### SHORT EXERCISE
Copy all lines holding the word "data" from the entries.

++++ ITEMS

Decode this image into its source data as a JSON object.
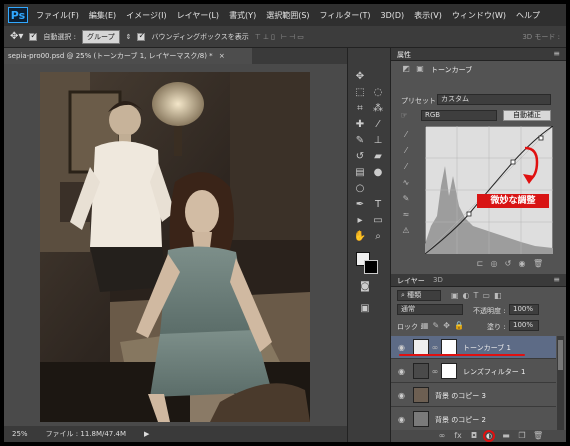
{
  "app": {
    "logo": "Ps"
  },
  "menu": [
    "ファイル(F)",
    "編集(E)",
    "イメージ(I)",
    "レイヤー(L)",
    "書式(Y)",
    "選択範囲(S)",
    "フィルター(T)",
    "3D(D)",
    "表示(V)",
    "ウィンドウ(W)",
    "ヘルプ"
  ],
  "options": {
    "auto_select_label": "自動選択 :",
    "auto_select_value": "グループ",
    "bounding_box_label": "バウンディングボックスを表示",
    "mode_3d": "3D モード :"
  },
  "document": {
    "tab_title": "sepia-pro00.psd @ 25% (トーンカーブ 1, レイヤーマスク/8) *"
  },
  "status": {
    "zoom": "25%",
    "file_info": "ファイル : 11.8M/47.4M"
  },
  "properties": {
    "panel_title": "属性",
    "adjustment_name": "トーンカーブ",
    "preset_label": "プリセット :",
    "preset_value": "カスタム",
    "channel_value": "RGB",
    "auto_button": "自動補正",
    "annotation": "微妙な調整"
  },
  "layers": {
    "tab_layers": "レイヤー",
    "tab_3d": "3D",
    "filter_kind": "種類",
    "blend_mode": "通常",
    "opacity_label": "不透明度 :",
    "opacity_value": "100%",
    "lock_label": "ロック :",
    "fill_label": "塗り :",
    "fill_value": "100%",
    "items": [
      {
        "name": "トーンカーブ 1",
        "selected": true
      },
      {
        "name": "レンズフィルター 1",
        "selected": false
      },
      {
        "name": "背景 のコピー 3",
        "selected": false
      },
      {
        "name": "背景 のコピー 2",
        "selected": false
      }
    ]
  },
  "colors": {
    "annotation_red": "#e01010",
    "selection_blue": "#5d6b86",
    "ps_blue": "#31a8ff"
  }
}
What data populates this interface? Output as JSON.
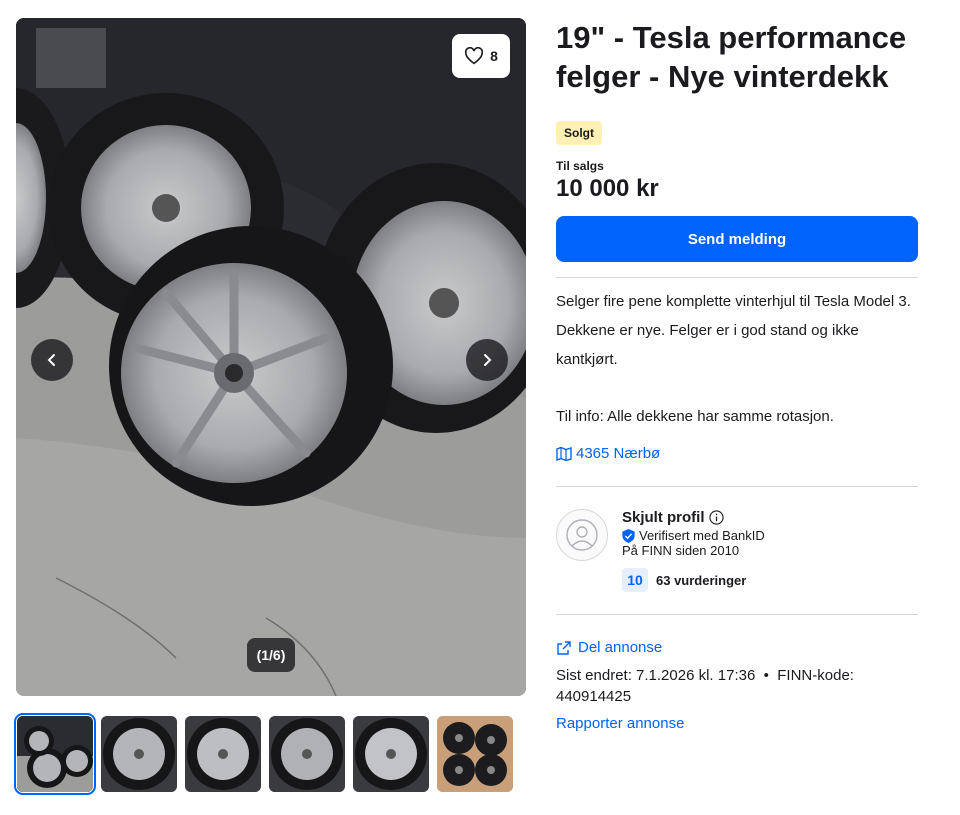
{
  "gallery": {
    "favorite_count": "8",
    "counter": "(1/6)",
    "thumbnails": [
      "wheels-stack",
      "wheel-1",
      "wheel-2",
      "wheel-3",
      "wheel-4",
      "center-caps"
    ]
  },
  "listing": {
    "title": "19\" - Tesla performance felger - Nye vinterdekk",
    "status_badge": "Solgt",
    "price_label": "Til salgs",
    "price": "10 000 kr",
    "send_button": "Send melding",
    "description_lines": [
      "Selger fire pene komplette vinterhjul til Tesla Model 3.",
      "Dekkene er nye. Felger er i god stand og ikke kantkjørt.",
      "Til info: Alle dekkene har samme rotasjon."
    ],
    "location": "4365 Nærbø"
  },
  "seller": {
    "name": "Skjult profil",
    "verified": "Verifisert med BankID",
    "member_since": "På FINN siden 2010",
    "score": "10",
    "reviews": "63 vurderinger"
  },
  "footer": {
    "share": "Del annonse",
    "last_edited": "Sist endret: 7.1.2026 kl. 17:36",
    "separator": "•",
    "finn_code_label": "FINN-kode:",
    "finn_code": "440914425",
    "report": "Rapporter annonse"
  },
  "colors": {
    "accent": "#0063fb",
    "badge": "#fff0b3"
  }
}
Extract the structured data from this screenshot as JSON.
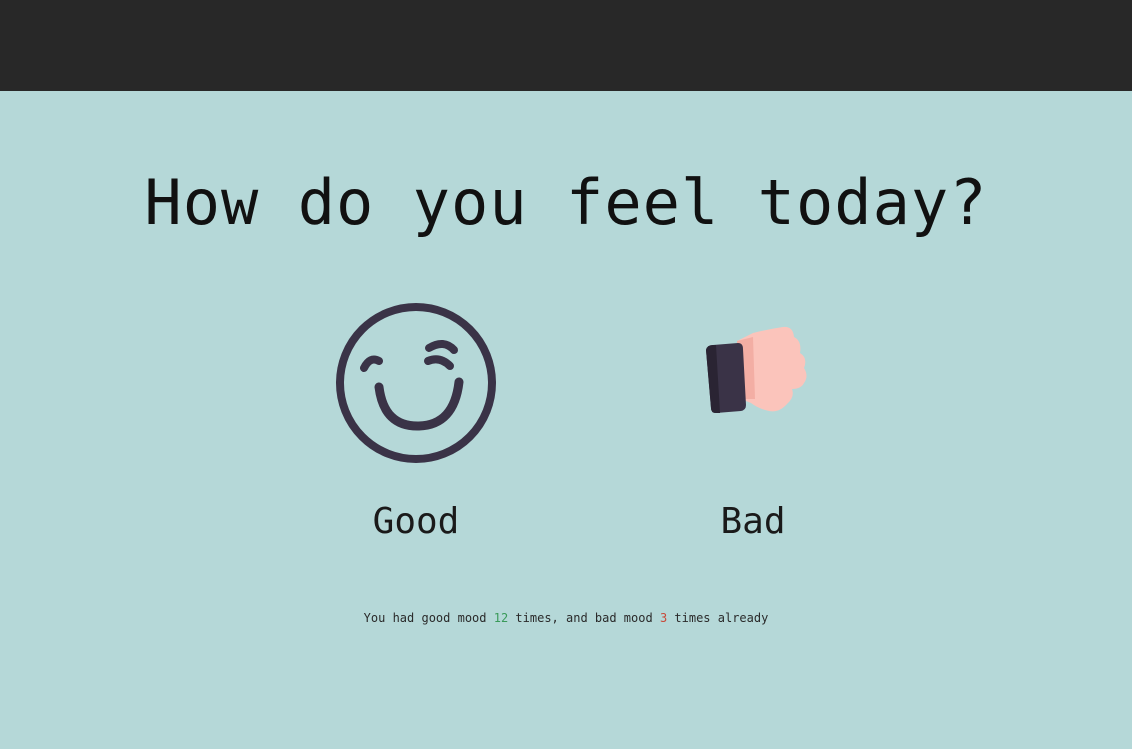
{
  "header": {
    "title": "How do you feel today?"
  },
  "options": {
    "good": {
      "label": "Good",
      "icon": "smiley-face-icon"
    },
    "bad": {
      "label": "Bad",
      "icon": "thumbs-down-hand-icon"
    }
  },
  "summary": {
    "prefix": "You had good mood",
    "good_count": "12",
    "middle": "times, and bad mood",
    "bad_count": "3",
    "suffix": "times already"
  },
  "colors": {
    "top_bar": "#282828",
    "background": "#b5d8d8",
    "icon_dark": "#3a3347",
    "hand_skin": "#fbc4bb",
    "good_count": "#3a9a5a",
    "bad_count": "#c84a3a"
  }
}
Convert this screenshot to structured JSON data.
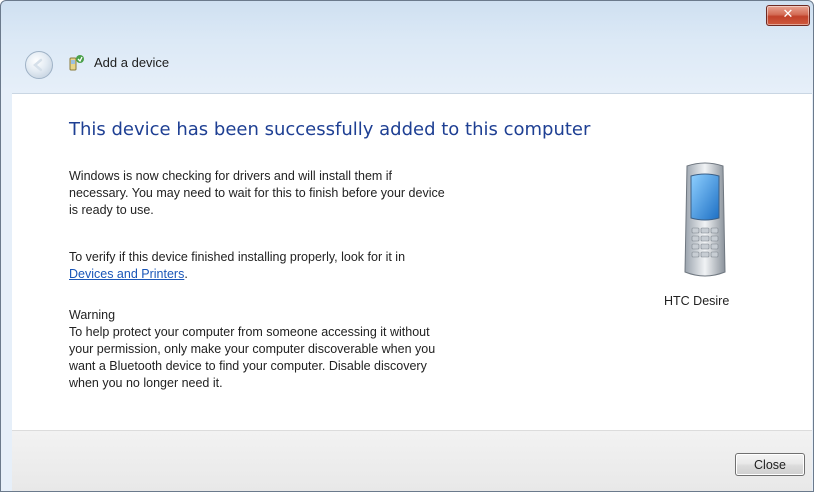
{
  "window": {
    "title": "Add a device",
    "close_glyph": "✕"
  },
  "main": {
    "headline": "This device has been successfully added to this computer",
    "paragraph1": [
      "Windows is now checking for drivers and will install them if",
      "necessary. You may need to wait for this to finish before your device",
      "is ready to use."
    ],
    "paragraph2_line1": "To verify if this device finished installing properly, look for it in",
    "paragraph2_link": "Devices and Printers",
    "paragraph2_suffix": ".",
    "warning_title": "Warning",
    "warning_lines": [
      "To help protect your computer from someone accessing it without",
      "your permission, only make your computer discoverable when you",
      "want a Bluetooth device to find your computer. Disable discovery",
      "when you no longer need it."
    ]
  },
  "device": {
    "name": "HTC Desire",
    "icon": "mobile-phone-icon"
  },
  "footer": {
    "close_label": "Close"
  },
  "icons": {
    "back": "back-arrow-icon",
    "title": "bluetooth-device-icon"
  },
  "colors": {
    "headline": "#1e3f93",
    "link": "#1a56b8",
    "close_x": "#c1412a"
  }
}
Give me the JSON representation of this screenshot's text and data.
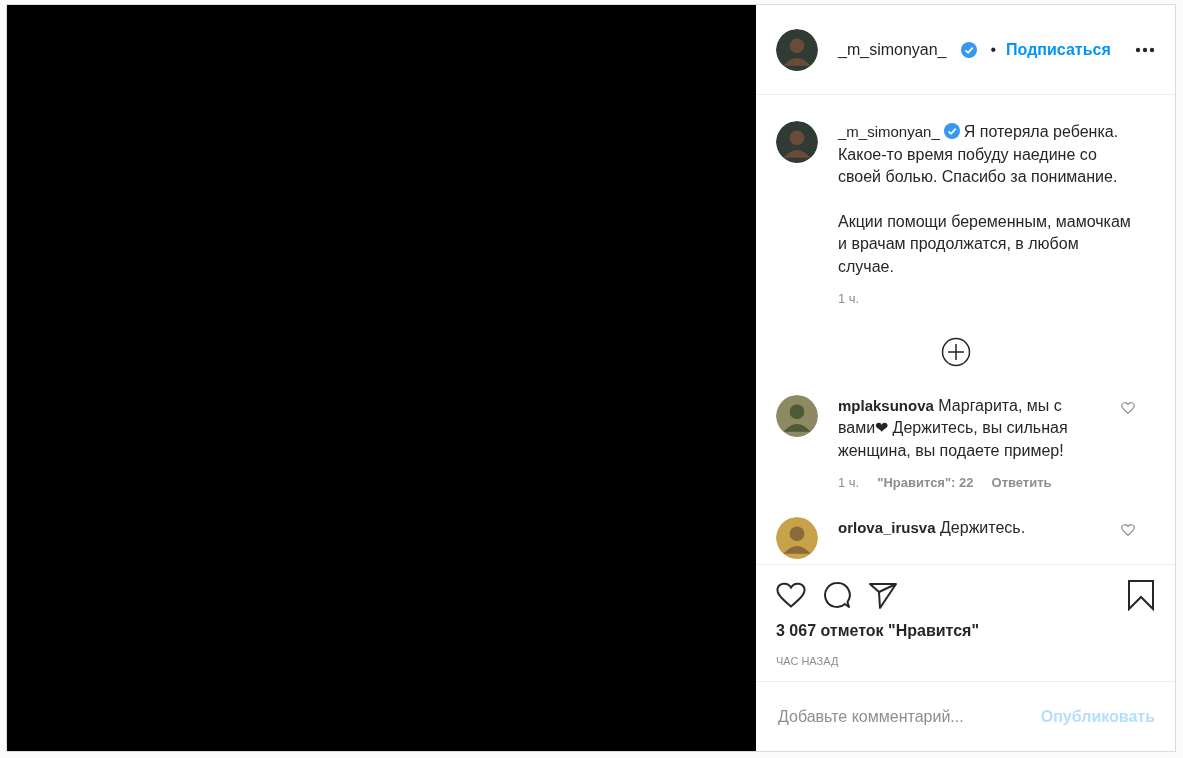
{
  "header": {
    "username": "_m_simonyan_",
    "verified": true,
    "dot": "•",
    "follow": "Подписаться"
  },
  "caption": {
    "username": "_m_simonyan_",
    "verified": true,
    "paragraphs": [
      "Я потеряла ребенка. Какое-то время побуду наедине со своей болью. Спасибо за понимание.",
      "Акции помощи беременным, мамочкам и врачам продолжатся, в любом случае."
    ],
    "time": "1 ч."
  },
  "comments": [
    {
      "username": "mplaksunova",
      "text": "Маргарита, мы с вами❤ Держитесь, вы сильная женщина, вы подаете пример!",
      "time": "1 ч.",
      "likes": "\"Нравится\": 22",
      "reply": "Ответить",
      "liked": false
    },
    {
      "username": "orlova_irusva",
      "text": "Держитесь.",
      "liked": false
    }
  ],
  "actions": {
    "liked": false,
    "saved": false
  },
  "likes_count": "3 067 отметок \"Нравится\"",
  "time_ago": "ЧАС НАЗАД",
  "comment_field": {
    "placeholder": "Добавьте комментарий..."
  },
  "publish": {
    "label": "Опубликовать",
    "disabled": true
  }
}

++++++++

### SOLUTION TO THIS TASK
Decode this image into its source data as a JSON object.
What data populates this interface? Output as JSON.
Extract the structured data from this screenshot as JSON.
Convert this screenshot to structured JSON data.
Give me the JSON representation of this screenshot's text and data.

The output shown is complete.